EXERCISE AIM: From the entries below, gather every line containing the string "JSON".

+++ GIVEN ENTRIES

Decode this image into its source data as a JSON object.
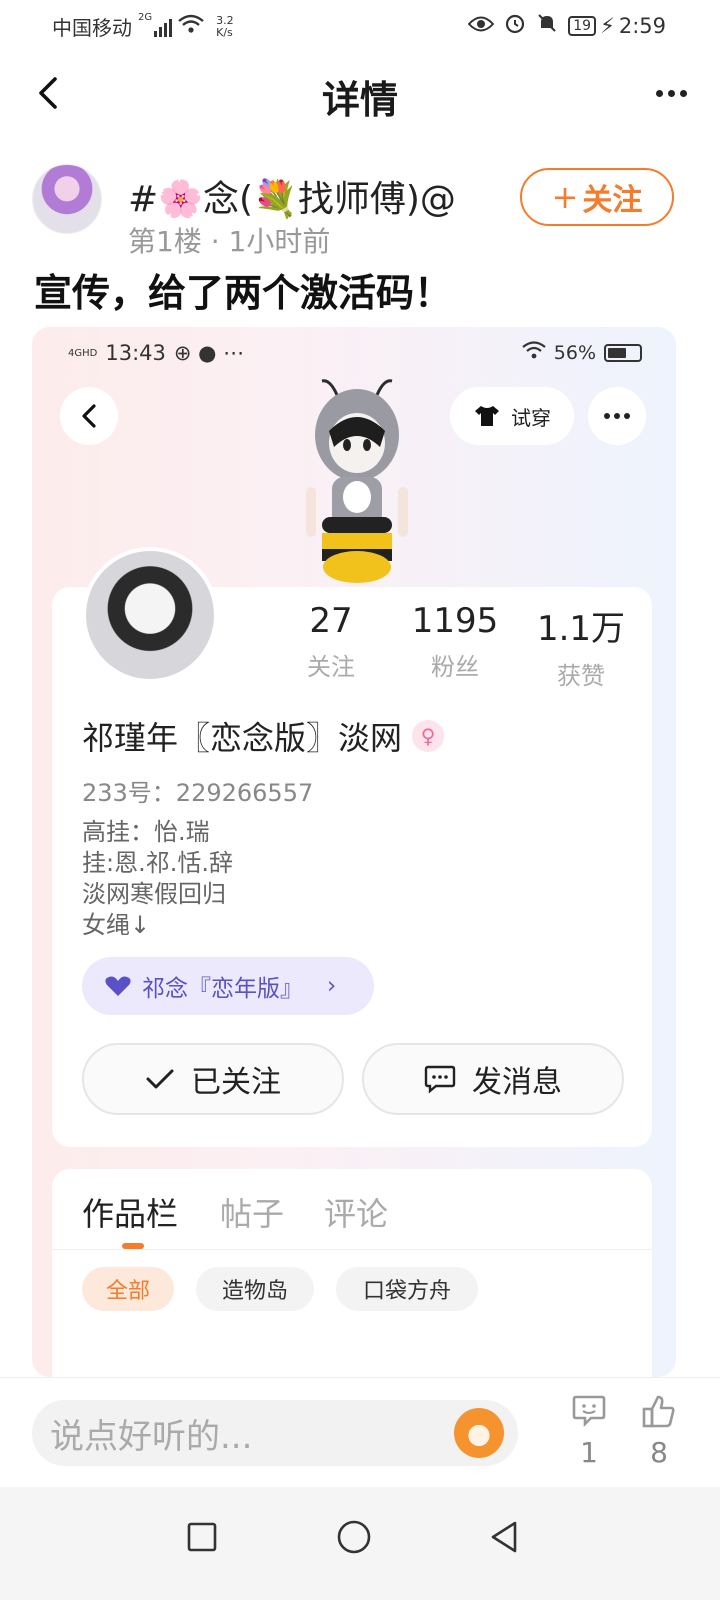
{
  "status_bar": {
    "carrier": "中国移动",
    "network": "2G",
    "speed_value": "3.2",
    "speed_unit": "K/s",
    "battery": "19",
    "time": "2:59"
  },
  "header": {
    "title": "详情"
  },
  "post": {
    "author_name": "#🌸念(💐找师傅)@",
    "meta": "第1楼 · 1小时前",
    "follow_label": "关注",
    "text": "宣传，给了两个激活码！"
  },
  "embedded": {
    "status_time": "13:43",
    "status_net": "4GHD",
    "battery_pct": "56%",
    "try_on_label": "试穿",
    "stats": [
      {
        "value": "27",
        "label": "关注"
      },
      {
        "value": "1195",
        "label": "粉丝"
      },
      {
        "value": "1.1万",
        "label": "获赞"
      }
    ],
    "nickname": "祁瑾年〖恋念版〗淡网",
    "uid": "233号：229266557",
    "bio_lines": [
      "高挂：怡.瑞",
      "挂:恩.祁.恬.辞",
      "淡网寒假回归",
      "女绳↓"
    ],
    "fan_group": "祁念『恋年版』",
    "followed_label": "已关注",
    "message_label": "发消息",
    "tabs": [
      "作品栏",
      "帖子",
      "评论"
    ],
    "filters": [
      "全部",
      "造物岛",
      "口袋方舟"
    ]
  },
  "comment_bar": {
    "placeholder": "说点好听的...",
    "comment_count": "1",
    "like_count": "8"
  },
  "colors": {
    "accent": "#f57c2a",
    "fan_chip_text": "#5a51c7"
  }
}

++++++
+++ GIVEN ENTRIES

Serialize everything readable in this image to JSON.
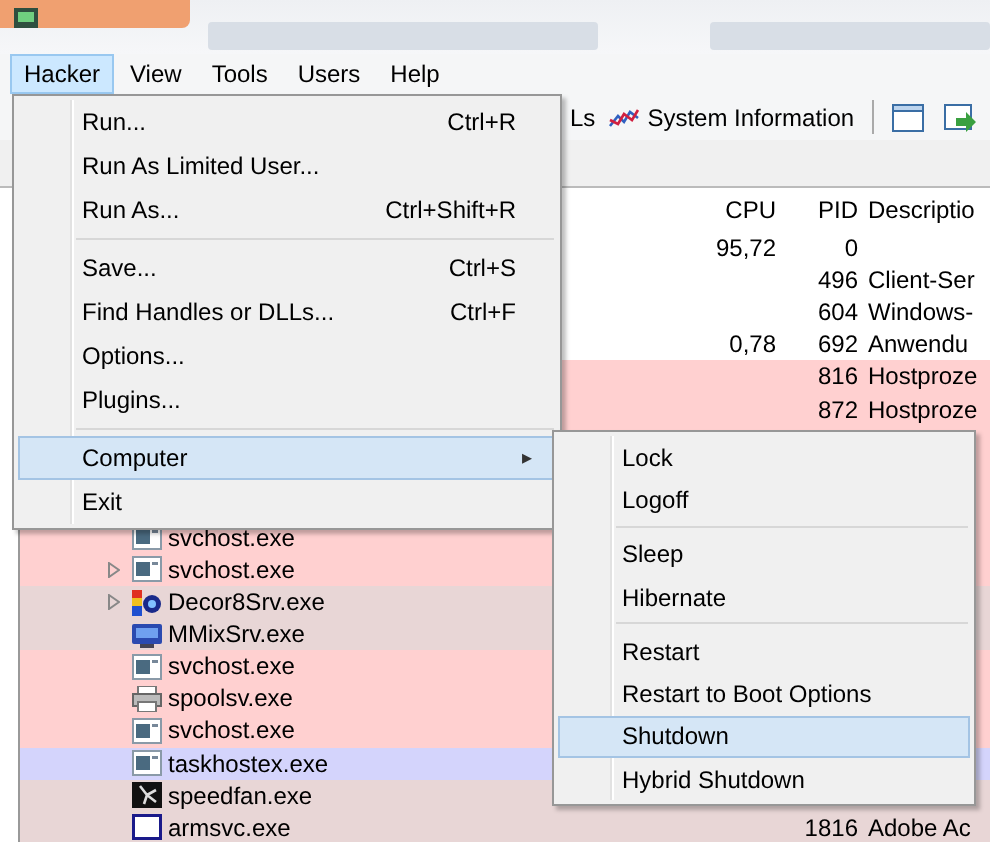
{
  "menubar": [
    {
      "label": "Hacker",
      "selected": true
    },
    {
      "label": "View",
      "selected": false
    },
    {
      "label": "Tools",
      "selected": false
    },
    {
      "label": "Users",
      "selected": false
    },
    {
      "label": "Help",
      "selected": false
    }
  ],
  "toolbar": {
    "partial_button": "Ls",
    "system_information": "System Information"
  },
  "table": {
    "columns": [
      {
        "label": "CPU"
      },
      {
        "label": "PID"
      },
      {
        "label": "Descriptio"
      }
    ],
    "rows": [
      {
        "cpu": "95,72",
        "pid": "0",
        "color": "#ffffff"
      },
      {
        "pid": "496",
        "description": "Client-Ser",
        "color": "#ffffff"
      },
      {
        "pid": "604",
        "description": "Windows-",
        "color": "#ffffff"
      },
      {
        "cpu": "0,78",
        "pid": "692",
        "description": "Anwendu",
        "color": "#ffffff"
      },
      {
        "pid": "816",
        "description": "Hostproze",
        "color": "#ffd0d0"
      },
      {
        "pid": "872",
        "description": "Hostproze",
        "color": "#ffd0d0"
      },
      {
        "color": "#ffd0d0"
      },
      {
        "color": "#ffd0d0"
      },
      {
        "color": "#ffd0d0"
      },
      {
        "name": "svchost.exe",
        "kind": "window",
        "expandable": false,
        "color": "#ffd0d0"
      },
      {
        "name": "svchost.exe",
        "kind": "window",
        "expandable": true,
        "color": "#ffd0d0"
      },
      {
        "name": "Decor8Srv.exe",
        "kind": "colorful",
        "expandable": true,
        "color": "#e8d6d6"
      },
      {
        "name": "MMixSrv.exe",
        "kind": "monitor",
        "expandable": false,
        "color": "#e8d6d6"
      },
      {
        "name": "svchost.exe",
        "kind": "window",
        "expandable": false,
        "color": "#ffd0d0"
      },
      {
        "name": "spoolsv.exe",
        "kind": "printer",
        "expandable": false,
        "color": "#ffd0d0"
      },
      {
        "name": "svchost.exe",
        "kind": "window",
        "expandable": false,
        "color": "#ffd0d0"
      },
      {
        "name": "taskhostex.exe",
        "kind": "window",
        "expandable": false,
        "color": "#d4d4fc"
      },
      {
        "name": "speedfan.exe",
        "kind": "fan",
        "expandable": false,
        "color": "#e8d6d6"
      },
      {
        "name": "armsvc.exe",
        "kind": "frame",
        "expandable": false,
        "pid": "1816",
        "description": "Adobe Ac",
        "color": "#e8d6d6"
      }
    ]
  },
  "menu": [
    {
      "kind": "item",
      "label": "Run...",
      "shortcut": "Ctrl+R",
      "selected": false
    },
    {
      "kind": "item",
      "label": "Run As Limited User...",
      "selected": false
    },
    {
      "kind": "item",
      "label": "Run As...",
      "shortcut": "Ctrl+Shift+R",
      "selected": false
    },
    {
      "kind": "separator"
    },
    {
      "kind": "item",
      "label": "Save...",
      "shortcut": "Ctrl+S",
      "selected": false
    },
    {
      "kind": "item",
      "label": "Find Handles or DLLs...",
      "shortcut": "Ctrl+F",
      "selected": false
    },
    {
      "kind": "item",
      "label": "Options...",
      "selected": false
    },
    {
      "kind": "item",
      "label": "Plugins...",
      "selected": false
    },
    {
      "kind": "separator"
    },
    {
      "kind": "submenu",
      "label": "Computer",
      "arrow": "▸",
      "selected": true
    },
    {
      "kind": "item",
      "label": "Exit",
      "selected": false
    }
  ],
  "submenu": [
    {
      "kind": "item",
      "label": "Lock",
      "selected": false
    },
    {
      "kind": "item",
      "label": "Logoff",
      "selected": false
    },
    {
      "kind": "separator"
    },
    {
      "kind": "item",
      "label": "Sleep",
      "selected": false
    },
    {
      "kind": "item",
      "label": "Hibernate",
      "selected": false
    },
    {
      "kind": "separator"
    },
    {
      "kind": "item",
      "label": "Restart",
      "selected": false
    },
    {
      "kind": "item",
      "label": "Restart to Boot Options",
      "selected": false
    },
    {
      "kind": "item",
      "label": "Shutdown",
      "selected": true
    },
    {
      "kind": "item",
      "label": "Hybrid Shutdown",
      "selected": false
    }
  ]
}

++++++

EXERCISE ANSWER:
Decode this image into its source data as a JSON object.
Serialize everything readable in this image to JSON.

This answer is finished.